- **REQUIRED WORK**
Wherever the string "Modulated" occurs in a line of these records, report that line.

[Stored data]
-- BEGIN --

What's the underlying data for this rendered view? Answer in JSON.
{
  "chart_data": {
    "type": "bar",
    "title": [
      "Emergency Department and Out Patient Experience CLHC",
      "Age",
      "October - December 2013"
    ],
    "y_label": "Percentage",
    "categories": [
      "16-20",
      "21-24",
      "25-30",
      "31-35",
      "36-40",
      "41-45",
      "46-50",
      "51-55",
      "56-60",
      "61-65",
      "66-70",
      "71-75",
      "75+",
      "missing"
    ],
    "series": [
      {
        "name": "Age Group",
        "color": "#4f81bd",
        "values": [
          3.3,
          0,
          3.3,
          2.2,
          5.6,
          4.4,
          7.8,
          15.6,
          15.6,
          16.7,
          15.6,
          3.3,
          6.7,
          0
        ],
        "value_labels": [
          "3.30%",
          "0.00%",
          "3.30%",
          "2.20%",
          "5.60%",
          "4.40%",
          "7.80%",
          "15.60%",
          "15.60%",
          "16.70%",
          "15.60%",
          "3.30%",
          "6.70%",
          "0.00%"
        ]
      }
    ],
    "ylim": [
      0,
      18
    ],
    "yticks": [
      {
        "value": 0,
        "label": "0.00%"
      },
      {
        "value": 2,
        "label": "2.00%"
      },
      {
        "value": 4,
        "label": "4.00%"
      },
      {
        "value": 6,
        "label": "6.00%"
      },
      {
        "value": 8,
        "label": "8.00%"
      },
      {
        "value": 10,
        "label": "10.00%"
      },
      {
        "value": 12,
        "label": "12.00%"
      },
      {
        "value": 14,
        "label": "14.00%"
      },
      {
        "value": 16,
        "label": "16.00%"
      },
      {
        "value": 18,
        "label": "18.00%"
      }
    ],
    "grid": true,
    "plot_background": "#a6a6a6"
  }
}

-- END --
-- BEGIN --

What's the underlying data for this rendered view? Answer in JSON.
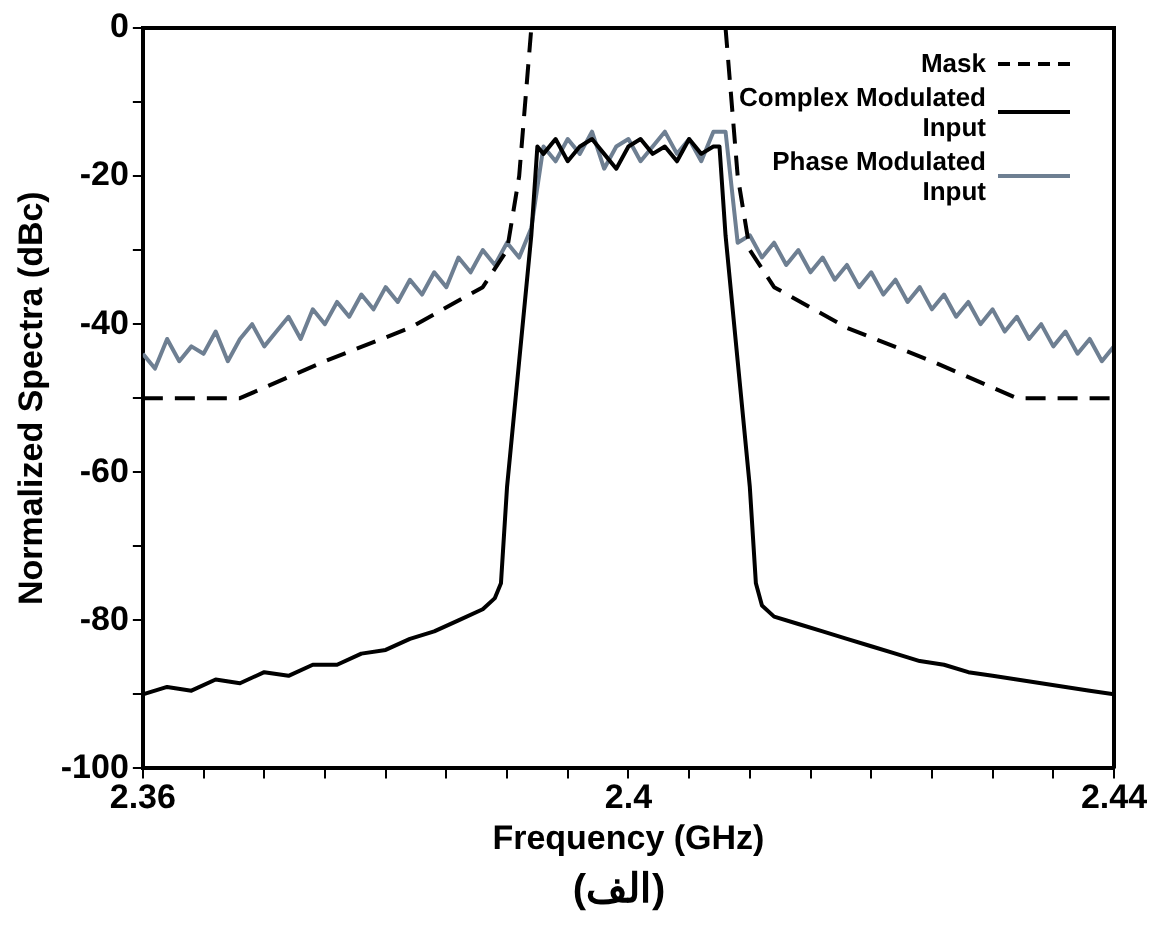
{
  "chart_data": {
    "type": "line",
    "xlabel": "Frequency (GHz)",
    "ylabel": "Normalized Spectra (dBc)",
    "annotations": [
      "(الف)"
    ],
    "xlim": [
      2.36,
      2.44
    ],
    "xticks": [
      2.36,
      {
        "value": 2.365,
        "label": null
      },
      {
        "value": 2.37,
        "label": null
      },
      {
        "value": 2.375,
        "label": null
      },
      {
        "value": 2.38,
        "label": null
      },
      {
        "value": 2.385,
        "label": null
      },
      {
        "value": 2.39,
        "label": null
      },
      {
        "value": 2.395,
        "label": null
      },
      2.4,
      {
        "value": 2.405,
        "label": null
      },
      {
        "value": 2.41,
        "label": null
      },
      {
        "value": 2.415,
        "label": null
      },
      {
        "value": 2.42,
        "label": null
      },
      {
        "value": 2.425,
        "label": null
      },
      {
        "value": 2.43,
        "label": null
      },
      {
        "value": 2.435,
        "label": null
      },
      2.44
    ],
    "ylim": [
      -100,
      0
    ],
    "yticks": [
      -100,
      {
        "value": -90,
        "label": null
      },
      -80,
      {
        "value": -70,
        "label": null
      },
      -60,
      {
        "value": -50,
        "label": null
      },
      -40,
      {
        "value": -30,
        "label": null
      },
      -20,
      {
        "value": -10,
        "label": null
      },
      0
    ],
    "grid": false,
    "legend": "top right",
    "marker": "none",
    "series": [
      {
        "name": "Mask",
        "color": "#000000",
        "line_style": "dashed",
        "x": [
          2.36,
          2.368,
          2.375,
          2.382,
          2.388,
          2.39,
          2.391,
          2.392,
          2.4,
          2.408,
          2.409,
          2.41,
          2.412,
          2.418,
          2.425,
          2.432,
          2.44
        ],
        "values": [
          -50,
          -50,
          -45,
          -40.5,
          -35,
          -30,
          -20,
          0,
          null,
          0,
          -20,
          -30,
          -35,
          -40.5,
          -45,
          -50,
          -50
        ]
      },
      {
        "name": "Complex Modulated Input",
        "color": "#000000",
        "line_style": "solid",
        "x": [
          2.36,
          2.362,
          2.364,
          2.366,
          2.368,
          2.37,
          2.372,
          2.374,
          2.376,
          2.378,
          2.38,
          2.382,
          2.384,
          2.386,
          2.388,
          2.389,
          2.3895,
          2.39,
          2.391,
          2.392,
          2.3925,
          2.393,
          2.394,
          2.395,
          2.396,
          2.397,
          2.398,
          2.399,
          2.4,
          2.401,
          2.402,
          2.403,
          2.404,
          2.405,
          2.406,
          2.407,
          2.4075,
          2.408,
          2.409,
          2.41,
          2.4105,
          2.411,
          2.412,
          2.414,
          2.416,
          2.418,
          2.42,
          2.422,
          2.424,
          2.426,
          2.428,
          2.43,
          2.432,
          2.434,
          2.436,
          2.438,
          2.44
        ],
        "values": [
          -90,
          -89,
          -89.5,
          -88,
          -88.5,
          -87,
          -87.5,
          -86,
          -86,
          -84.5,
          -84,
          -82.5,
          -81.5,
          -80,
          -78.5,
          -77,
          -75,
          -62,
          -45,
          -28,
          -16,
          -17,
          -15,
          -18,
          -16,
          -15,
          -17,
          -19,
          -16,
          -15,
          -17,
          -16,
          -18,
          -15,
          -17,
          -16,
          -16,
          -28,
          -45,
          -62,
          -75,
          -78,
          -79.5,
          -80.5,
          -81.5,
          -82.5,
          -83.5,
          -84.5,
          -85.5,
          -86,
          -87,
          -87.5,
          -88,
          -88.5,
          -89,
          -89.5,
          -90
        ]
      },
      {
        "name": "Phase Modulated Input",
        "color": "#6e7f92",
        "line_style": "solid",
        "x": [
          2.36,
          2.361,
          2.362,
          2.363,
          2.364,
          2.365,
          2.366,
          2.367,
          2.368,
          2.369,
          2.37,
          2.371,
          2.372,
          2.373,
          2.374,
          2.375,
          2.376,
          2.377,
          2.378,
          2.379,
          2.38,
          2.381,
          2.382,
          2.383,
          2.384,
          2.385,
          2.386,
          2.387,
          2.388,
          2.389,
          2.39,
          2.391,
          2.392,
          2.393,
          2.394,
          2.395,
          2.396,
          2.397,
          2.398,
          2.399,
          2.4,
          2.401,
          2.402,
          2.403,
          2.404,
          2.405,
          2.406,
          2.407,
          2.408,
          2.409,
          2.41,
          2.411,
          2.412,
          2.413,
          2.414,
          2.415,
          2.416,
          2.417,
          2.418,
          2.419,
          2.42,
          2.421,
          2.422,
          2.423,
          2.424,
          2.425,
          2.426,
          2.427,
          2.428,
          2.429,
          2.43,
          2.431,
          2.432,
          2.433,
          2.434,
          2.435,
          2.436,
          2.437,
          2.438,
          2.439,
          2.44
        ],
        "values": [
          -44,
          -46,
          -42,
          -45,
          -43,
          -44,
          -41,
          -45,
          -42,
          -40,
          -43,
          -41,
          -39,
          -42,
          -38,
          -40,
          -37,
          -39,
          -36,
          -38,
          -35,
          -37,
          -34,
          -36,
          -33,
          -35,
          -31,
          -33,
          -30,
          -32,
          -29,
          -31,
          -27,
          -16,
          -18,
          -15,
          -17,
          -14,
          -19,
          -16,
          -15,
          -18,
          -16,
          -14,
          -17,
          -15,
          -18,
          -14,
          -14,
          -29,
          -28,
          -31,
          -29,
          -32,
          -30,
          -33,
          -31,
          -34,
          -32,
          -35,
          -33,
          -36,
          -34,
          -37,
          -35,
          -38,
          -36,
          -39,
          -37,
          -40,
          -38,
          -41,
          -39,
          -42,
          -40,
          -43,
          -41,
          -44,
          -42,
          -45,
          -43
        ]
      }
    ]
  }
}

-- END --

- **SOLUTION TO THIS EXERCISE**
        "name": "Complex Modulated Input",
        "name": "Phase Modulated Input",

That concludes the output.